■ **Required task**:
Repeat each entry as written and leave the images out of the copy.

(Data extracted from a collection)
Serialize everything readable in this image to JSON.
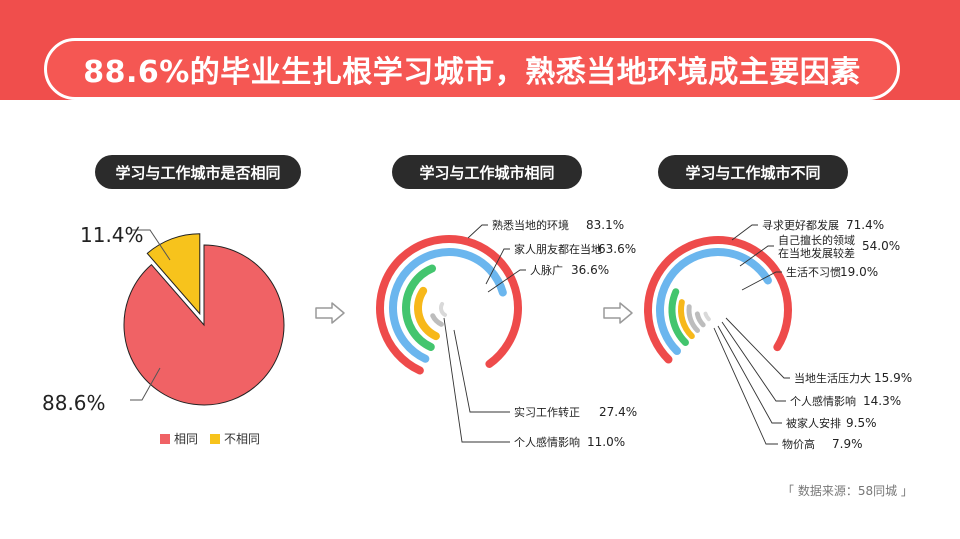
{
  "title": "88.6%的毕业生扎根学习城市，熟悉当地环境成主要因素",
  "source": "「 数据来源：58同城 」",
  "colors": {
    "band": "#f04e4c",
    "red": "#ee4b4b",
    "pie_red": "#f06265",
    "yellow": "#f7c31c",
    "blue": "#6bb6ee",
    "green": "#43c56e",
    "orange": "#f7b81a",
    "gray": "#bdbdbd",
    "light": "#d9d9d9",
    "arrow": "#9a9a9a"
  },
  "chart_data": [
    {
      "type": "pie",
      "title": "学习与工作城市是否相同",
      "categories": [
        "相同",
        "不相同"
      ],
      "values": [
        88.6,
        11.4
      ],
      "value_labels": [
        "88.6%",
        "11.4%"
      ],
      "legend": "bottom"
    },
    {
      "type": "radial-bar",
      "title": "学习与工作城市相同",
      "categories": [
        "熟悉当地的环境",
        "家人朋友都在当地",
        "人脉广",
        "实习工作转正",
        "个人感情影响"
      ],
      "values": [
        83.1,
        63.6,
        36.6,
        27.4,
        11.0
      ],
      "value_labels": [
        "83.1%",
        "63.6%",
        "36.6%",
        "27.4%",
        "11.0%"
      ]
    },
    {
      "type": "radial-bar",
      "title": "学习与工作城市不同",
      "categories": [
        "寻求更好都发展",
        "自己擅长的领域\n在当地发展较差",
        "生活不习惯",
        "当地生活压力大",
        "个人感情影响",
        "被家人安排",
        "物价高"
      ],
      "values": [
        71.4,
        54.0,
        19.0,
        15.9,
        14.3,
        9.5,
        7.9
      ],
      "value_labels": [
        "71.4%",
        "54.0%",
        "19.0%",
        "15.9%",
        "14.3%",
        "9.5%",
        "7.9%"
      ]
    }
  ]
}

■ **The solution**:
Serialize everything readable in this image to JSON.
{
  "title": "88.6%的毕业生扎根学习城市，熟悉当地环境成主要因素",
  "source": "「 数据来源：58同城 」",
  "colors": {
    "band": "#f04e4c",
    "red": "#ee4b4b",
    "pie_red": "#f06265",
    "yellow": "#f7c31c",
    "blue": "#6bb6ee",
    "green": "#43c56e",
    "orange": "#f7b81a",
    "gray": "#bdbdbd",
    "light": "#d9d9d9",
    "arrow": "#9a9a9a"
  },
  "chart_data": [
    {
      "type": "pie",
      "title": "学习与工作城市是否相同",
      "categories": [
        "相同",
        "不相同"
      ],
      "values": [
        88.6,
        11.4
      ],
      "value_labels": [
        "88.6%",
        "11.4%"
      ],
      "legend": "bottom"
    },
    {
      "type": "radial-bar",
      "title": "学习与工作城市相同",
      "categories": [
        "熟悉当地的环境",
        "家人朋友都在当地",
        "人脉广",
        "实习工作转正",
        "个人感情影响"
      ],
      "values": [
        83.1,
        63.6,
        36.6,
        27.4,
        11.0
      ],
      "value_labels": [
        "83.1%",
        "63.6%",
        "36.6%",
        "27.4%",
        "11.0%"
      ]
    },
    {
      "type": "radial-bar",
      "title": "学习与工作城市不同",
      "categories": [
        "寻求更好都发展",
        "自己擅长的领域\n在当地发展较差",
        "生活不习惯",
        "当地生活压力大",
        "个人感情影响",
        "被家人安排",
        "物价高"
      ],
      "values": [
        71.4,
        54.0,
        19.0,
        15.9,
        14.3,
        9.5,
        7.9
      ],
      "value_labels": [
        "71.4%",
        "54.0%",
        "19.0%",
        "15.9%",
        "14.3%",
        "9.5%",
        "7.9%"
      ]
    }
  ]
}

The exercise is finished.